# What this task involves:
Show all lines holding the string "engineering".

# Material for this exercise:
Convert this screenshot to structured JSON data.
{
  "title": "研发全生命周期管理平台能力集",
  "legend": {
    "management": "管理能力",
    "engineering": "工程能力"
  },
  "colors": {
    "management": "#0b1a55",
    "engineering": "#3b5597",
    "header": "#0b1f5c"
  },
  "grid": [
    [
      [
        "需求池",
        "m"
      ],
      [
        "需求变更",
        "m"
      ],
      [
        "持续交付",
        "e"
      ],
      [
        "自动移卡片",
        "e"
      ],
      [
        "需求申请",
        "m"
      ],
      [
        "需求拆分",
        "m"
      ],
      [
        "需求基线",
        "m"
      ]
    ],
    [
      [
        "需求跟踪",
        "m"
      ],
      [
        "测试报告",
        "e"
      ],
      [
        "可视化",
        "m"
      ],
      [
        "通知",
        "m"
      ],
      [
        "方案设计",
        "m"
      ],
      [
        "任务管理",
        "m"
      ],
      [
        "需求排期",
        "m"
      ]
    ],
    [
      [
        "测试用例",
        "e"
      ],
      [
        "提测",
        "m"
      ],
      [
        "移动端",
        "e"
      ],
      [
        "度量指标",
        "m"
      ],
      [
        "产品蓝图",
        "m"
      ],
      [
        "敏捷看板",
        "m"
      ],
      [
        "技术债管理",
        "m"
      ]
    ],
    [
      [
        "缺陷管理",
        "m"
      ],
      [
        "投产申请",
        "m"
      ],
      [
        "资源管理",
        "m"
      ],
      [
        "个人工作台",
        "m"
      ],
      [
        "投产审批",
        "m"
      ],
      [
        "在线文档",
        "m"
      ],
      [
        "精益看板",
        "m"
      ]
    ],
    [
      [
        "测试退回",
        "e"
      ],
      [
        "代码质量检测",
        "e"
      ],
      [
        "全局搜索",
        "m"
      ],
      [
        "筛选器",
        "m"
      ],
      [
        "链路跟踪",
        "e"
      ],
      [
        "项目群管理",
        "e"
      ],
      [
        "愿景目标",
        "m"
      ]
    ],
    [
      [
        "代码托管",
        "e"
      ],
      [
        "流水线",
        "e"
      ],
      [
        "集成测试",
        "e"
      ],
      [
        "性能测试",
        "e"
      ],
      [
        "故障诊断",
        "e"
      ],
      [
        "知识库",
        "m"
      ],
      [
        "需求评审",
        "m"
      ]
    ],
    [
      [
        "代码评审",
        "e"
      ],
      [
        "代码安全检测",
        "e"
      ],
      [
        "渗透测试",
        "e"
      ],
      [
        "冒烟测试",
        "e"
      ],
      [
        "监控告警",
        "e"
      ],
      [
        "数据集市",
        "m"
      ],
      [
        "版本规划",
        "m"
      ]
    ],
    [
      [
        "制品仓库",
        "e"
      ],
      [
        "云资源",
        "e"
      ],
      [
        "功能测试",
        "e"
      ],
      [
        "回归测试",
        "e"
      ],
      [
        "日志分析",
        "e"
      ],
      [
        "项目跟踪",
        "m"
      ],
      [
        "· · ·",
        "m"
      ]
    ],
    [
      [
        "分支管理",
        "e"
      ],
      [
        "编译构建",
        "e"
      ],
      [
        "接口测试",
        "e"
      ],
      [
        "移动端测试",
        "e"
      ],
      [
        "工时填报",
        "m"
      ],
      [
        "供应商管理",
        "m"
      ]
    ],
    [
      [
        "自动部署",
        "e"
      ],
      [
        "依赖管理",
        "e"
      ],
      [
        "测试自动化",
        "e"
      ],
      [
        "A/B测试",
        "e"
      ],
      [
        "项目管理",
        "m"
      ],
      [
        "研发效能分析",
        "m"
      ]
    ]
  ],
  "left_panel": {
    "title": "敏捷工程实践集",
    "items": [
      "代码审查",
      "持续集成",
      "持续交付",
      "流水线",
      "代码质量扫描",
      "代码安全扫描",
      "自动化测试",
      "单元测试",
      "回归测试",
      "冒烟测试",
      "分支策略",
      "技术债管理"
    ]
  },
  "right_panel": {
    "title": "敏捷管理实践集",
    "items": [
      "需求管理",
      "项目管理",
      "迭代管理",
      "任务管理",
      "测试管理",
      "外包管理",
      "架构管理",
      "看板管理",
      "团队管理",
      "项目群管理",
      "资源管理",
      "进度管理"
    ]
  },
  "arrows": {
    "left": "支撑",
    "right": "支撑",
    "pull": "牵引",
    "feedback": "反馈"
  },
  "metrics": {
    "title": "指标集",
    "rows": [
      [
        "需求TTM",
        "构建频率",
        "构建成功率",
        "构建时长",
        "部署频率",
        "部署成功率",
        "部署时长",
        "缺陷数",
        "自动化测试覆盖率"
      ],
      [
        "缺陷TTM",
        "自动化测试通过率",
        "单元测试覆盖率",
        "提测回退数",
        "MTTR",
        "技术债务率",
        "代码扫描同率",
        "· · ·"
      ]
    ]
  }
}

# Exercise response:
    "engineering": "工程能力"
    "engineering": "#3b5597",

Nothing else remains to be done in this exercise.